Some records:
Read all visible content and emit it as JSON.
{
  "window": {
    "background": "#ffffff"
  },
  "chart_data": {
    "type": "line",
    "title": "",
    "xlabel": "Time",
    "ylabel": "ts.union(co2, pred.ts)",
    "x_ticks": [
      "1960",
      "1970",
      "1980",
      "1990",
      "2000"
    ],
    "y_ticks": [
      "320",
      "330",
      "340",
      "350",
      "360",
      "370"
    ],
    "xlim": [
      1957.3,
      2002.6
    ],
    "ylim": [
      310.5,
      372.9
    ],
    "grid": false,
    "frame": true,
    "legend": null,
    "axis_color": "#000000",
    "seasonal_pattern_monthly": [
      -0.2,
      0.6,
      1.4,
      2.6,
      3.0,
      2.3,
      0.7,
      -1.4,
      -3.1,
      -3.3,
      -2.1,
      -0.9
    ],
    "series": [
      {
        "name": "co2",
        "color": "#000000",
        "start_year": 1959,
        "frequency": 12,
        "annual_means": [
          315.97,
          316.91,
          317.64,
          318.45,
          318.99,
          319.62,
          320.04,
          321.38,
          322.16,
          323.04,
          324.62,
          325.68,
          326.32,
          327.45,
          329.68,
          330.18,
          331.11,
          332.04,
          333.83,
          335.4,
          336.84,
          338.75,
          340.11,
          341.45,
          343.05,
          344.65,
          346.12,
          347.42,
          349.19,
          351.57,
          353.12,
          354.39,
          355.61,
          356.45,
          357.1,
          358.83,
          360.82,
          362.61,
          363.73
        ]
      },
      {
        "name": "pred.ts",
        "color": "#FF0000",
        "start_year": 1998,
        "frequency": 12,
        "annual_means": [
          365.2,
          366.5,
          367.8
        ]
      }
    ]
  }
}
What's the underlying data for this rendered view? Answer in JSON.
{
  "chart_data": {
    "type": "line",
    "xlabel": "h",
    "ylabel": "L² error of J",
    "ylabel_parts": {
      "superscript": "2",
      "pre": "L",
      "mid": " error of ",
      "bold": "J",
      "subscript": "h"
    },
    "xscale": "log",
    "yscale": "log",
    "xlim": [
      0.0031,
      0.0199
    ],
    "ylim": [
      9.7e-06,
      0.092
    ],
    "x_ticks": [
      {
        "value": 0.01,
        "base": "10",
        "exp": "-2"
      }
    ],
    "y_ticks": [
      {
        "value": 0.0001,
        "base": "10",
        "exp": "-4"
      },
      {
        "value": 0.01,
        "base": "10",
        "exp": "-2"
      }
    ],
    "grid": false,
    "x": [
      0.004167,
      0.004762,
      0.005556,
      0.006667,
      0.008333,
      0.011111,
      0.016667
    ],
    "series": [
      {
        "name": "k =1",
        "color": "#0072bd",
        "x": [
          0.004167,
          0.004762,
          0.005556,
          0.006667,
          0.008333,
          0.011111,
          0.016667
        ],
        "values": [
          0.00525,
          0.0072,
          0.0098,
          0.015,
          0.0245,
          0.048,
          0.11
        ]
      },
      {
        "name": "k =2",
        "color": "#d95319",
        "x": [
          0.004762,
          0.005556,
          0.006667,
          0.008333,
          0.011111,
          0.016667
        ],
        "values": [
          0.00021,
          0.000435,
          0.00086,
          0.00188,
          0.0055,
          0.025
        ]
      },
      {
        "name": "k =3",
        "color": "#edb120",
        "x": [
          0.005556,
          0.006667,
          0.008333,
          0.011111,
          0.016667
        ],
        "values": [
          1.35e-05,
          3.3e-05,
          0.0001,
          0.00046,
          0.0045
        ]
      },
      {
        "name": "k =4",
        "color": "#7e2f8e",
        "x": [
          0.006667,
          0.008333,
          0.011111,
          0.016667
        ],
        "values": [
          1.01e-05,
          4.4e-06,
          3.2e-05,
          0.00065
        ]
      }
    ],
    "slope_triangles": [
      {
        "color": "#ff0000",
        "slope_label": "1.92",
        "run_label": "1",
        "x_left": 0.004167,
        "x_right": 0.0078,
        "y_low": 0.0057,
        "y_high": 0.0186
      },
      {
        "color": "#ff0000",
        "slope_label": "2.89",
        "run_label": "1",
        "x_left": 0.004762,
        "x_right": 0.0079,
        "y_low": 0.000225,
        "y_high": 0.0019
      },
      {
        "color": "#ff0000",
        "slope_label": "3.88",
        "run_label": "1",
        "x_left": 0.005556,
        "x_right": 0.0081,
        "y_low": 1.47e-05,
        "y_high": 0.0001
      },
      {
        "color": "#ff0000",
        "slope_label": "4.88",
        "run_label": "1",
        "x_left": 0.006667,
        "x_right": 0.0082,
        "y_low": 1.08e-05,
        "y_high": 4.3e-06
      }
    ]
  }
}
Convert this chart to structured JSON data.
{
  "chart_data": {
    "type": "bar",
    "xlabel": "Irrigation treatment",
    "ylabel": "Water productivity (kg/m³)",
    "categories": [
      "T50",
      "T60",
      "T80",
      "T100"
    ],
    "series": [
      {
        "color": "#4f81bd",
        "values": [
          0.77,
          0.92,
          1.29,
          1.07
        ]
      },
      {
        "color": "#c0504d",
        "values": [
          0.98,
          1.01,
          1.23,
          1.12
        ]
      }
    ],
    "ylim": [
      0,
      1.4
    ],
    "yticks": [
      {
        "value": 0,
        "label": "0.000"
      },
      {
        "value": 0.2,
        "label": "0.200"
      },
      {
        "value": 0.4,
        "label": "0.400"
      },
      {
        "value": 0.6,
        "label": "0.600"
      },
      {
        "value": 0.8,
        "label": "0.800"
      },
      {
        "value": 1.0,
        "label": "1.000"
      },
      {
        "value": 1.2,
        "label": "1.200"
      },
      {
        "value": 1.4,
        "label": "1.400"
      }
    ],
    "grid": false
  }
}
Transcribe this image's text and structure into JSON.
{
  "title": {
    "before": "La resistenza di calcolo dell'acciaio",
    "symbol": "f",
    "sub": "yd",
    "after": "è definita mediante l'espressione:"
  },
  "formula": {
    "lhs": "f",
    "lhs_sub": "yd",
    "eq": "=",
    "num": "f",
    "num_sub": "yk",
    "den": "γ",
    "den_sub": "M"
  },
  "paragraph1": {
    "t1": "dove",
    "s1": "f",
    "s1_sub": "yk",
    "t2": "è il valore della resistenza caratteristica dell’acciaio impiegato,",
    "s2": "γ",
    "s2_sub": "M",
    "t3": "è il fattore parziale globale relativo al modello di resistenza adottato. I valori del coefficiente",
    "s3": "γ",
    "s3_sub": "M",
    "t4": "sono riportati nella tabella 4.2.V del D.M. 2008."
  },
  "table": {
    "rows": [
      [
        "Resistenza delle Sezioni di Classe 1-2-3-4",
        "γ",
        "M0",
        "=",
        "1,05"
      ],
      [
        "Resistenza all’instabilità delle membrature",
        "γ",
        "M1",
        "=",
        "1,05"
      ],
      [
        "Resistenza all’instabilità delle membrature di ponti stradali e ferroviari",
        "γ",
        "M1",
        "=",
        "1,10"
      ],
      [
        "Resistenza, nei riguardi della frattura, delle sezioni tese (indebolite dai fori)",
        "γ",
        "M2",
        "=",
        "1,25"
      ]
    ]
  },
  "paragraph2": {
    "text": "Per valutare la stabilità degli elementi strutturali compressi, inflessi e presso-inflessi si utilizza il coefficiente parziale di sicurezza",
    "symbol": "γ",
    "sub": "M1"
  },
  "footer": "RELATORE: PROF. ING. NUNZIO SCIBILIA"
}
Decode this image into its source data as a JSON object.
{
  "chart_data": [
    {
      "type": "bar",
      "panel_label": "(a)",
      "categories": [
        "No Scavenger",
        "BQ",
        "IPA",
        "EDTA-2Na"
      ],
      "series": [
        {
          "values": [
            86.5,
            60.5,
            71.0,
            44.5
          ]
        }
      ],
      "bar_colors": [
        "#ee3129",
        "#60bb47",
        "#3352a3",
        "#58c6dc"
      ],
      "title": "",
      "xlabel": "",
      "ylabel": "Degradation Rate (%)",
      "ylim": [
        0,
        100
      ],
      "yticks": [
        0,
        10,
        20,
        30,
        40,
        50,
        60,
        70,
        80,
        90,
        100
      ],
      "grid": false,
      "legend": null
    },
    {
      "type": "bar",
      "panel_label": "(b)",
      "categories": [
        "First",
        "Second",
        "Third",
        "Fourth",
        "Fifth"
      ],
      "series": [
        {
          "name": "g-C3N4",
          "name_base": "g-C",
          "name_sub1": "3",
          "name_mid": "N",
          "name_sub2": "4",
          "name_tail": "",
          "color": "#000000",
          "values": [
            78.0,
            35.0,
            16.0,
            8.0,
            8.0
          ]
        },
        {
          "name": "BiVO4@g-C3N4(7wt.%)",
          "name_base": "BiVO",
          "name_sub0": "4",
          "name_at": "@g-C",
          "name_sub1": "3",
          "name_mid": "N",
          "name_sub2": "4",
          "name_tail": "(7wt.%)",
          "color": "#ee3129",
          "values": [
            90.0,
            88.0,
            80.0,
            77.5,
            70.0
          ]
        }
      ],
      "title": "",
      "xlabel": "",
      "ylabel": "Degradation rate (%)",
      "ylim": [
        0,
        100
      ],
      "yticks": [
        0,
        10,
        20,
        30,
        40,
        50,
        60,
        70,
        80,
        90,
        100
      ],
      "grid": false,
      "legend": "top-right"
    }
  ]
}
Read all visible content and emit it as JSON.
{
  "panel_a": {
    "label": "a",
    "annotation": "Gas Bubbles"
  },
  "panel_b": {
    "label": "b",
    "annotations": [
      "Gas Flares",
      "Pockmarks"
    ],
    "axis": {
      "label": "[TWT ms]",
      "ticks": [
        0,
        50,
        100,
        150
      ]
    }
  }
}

Task brief: Collect every line with the string "legend" from the records, and copy each.

The result:
    "legend": null,
      "legend": null
      "legend": "top-right"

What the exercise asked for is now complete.